Excerpted data:
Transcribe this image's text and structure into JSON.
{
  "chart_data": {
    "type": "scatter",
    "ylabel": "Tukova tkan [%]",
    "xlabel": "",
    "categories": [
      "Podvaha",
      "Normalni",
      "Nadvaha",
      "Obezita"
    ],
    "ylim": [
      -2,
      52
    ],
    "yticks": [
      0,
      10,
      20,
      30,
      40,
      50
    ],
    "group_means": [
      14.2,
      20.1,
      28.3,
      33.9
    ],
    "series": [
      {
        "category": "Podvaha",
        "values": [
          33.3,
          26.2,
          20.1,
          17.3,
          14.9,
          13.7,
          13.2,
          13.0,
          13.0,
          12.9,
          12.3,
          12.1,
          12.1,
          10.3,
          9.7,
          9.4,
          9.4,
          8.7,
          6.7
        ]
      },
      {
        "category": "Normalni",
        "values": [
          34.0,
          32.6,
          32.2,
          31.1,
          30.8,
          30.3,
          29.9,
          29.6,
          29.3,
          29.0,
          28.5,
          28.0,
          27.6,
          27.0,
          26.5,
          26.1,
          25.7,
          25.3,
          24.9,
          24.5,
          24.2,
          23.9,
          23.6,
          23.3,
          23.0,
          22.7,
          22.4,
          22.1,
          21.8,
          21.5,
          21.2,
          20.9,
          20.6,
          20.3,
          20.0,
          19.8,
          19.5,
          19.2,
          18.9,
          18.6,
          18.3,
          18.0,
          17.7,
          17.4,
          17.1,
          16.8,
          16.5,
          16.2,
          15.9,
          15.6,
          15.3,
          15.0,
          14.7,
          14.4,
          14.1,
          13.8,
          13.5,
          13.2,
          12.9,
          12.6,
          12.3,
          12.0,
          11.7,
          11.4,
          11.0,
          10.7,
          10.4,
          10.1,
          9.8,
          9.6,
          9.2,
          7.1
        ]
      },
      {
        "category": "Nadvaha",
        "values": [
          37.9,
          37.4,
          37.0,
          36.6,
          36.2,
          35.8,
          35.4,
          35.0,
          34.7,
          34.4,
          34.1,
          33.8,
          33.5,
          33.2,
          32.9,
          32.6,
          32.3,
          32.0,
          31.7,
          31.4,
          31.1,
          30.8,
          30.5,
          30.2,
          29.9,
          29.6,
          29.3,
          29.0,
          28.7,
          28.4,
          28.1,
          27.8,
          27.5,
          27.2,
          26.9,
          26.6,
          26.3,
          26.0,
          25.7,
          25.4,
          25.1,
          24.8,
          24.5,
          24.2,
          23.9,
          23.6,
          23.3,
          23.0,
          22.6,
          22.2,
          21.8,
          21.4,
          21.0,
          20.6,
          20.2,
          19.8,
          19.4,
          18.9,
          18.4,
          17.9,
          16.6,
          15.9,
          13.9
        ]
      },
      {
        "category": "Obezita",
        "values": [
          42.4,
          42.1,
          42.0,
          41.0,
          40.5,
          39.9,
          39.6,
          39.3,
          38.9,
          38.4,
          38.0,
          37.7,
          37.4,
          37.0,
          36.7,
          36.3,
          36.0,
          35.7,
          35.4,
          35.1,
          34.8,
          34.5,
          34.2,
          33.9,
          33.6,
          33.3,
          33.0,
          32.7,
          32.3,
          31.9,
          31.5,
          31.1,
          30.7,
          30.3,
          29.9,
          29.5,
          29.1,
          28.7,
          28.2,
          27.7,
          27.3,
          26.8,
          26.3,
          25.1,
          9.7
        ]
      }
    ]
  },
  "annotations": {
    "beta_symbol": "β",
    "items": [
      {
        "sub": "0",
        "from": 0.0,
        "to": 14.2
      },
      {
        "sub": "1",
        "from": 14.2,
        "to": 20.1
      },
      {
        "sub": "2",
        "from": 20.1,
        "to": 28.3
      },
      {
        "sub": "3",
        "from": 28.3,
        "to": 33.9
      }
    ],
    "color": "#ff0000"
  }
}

Your goal: Copy every line in the listing above where the string "category" turns up.

Finished exercise:
        "category": "Podvaha",
        "category": "Normalni",
        "category": "Nadvaha",
        "category": "Obezita",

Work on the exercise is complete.